DIRECTION>
Output all of the entries below precisely as written.
>> START MATERIAL FOR THIS EXERCISE
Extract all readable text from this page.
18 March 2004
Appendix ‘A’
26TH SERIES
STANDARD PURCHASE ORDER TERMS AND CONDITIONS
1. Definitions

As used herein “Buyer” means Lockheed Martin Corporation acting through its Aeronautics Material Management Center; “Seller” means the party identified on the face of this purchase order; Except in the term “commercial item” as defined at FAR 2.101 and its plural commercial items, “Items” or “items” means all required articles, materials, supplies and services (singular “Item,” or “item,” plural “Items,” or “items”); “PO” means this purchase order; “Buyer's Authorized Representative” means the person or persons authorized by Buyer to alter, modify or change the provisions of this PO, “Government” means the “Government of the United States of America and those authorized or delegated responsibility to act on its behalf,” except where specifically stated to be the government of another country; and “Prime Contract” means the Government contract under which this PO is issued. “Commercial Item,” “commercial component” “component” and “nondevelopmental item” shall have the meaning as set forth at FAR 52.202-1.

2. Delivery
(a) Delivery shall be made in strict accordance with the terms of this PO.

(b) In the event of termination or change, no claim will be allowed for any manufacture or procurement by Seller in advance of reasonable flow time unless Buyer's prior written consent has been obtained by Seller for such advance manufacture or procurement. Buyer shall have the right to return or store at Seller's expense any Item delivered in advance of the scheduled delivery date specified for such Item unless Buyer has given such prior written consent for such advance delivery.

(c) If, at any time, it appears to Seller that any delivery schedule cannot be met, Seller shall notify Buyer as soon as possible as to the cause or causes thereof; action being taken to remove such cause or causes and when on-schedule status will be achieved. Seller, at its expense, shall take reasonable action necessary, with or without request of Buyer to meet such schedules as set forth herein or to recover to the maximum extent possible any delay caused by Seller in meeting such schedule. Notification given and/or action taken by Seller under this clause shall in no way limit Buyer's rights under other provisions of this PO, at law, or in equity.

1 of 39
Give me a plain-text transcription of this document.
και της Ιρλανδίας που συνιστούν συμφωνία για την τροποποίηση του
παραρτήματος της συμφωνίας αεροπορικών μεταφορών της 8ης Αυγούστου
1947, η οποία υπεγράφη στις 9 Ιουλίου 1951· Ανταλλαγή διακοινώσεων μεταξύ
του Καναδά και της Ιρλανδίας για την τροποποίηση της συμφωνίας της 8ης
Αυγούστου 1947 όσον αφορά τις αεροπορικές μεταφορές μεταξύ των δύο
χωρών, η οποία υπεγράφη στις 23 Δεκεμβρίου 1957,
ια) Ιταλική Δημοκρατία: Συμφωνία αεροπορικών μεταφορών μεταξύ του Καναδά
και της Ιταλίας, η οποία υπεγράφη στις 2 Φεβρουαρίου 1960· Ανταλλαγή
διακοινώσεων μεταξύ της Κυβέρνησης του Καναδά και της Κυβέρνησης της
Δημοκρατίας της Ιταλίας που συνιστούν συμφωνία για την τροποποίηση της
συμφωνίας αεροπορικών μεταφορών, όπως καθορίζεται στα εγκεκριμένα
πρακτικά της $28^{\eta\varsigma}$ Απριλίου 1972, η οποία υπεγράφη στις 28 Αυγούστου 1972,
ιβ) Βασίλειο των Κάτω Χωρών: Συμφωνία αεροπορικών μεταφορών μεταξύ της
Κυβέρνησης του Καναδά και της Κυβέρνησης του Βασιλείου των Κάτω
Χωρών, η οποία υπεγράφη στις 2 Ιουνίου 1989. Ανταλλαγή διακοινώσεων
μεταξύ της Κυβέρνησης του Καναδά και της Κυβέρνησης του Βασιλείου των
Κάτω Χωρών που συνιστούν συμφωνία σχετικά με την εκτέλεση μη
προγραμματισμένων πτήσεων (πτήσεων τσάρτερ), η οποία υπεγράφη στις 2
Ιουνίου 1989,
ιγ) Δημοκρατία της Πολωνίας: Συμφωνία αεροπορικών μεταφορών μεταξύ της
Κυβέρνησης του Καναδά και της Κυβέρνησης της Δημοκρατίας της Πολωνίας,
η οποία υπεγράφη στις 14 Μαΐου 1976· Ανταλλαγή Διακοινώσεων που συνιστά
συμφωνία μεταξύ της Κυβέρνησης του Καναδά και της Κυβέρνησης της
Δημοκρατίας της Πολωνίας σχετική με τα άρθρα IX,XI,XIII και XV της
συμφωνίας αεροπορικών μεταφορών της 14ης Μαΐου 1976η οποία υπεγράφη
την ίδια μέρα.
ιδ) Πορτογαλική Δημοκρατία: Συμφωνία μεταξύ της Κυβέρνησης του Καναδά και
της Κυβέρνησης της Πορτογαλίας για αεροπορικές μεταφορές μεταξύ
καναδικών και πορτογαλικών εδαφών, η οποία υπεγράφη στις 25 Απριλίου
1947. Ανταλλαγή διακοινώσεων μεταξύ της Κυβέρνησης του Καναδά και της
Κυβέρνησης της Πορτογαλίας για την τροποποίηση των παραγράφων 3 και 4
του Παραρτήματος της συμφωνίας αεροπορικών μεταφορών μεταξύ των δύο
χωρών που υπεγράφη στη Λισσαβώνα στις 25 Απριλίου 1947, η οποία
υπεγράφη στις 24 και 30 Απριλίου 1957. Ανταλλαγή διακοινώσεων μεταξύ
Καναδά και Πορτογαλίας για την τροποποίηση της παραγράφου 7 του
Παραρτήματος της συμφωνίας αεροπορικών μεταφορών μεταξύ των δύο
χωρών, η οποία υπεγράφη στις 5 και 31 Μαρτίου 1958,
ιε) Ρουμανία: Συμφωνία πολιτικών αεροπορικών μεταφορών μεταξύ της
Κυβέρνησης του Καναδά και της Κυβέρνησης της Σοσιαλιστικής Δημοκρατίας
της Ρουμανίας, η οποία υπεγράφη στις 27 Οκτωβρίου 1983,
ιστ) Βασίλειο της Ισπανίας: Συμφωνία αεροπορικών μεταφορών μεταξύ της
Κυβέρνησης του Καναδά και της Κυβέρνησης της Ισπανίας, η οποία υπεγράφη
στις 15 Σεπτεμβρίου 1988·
>> END MATERIAL FOR THIS EXERCISE
EXERCISE RESULT>
Extract all readable text from this page.
18 March 2004
Appendix ‘A’
26TH SERIES
STANDARD PURCHASE ORDER TERMS AND CONDITIONS
1. Definitions

As used herein “Buyer” means Lockheed Martin Corporation acting through its Aeronautics Material Management Center; “Seller” means the party identified on the face of this purchase order; Except in the term “commercial item” as defined at FAR 2.101 and its plural commercial items, “Items” or “items” means all required articles, materials, supplies and services (singular “Item,” or “item,” plural “Items,” or “items”); “PO” means this purchase order; “Buyer's Authorized Representative” means the person or persons authorized by Buyer to alter, modify or change the provisions of this PO, “Government” means the “Government of the United States of America and those authorized or delegated responsibility to act on its behalf,” except where specifically stated to be the government of another country; and “Prime Contract” means the Government contract under which this PO is issued. “Commercial Item,” “commercial component” “component” and “nondevelopmental item” shall have the meaning as set forth at FAR 52.202-1.

2. Delivery
(a) Delivery shall be made in strict accordance with the terms of this PO.

(b) In the event of termination or change, no claim will be allowed for any manufacture or procurement by Seller in advance of reasonable flow time unless Buyer's prior written consent has been obtained by Seller for such advance manufacture or procurement. Buyer shall have the right to return or store at Seller's expense any Item delivered in advance of the scheduled delivery date specified for such Item unless Buyer has given such prior written consent for such advance delivery.

(c) If, at any time, it appears to Seller that any delivery schedule cannot be met, Seller shall notify Buyer as soon as possible as to the cause or causes thereof; action being taken to remove such cause or causes and when on-schedule status will be achieved. Seller, at its expense, shall take reasonable action necessary, with or without request of Buyer to meet such schedules as set forth herein or to recover to the maximum extent possible any delay caused by Seller in meeting such schedule. Notification given and/or action taken by Seller under this clause shall in no way limit Buyer's rights under other provisions of this PO, at law, or in equity.

1 of 39
Give me a plain-text transcription of this document.
και της Ιρλανδίας που συνιστούν συμφωνία για την τροποποίηση του
παραρτήματος της συμφωνίας αεροπορικών μεταφορών της 8ης Αυγούστου
1947, η οποία υπεγράφη στις 9 Ιουλίου 1951· Ανταλλαγή διακοινώσεων μεταξύ
του Καναδά και της Ιρλανδίας για την τροποποίηση της συμφωνίας της 8ης
Αυγούστου 1947 όσον αφορά τις αεροπορικές μεταφορές μεταξύ των δύο
χωρών, η οποία υπεγράφη στις 23 Δεκεμβρίου 1957,
ια) Ιταλική Δημοκρατία: Συμφωνία αεροπορικών μεταφορών μεταξύ του Καναδά
και της Ιταλίας, η οποία υπεγράφη στις 2 Φεβρουαρίου 1960· Ανταλλαγή
διακοινώσεων μεταξύ της Κυβέρνησης του Καναδά και της Κυβέρνησης της
Δημοκρατίας της Ιταλίας που συνιστούν συμφωνία για την τροποποίηση της
συμφωνίας αεροπορικών μεταφορών, όπως καθορίζεται στα εγκεκριμένα
πρακτικά της $28^{\eta\varsigma}$ Απριλίου 1972, η οποία υπεγράφη στις 28 Αυγούστου 1972,
ιβ) Βασίλειο των Κάτω Χωρών: Συμφωνία αεροπορικών μεταφορών μεταξύ της
Κυβέρνησης του Καναδά και της Κυβέρνησης του Βασιλείου των Κάτω
Χωρών, η οποία υπεγράφη στις 2 Ιουνίου 1989. Ανταλλαγή διακοινώσεων
μεταξύ της Κυβέρνησης του Καναδά και της Κυβέρνησης του Βασιλείου των
Κάτω Χωρών που συνιστούν συμφωνία σχετικά με την εκτέλεση μη
προγραμματισμένων πτήσεων (πτήσεων τσάρτερ), η οποία υπεγράφη στις 2
Ιουνίου 1989,
ιγ) Δημοκρατία της Πολωνίας: Συμφωνία αεροπορικών μεταφορών μεταξύ της
Κυβέρνησης του Καναδά και της Κυβέρνησης της Δημοκρατίας της Πολωνίας,
η οποία υπεγράφη στις 14 Μαΐου 1976· Ανταλλαγή Διακοινώσεων που συνιστά
συμφωνία μεταξύ της Κυβέρνησης του Καναδά και της Κυβέρνησης της
Δημοκρατίας της Πολωνίας σχετική με τα άρθρα IX,XI,XIII και XV της
συμφωνίας αεροπορικών μεταφορών της 14ης Μαΐου 1976η οποία υπεγράφη
την ίδια μέρα.
ιδ) Πορτογαλική Δημοκρατία: Συμφωνία μεταξύ της Κυβέρνησης του Καναδά και
της Κυβέρνησης της Πορτογαλίας για αεροπορικές μεταφορές μεταξύ
καναδικών και πορτογαλικών εδαφών, η οποία υπεγράφη στις 25 Απριλίου
1947. Ανταλλαγή διακοινώσεων μεταξύ της Κυβέρνησης του Καναδά και της
Κυβέρνησης της Πορτογαλίας για την τροποποίηση των παραγράφων 3 και 4
του Παραρτήματος της συμφωνίας αεροπορικών μεταφορών μεταξύ των δύο
χωρών που υπεγράφη στη Λισσαβώνα στις 25 Απριλίου 1947, η οποία
υπεγράφη στις 24 και 30 Απριλίου 1957. Ανταλλαγή διακοινώσεων μεταξύ
Καναδά και Πορτογαλίας για την τροποποίηση της παραγράφου 7 του
Παραρτήματος της συμφωνίας αεροπορικών μεταφορών μεταξύ των δύο
χωρών, η οποία υπεγράφη στις 5 και 31 Μαρτίου 1958,
ιε) Ρουμανία: Συμφωνία πολιτικών αεροπορικών μεταφορών μεταξύ της
Κυβέρνησης του Καναδά και της Κυβέρνησης της Σοσιαλιστικής Δημοκρατίας
της Ρουμανίας, η οποία υπεγράφη στις 27 Οκτωβρίου 1983,
ιστ) Βασίλειο της Ισπανίας: Συμφωνία αεροπορικών μεταφορών μεταξύ της
Κυβέρνησης του Καναδά και της Κυβέρνησης της Ισπανίας, η οποία υπεγράφη
στις 15 Σεπτεμβρίου 1988·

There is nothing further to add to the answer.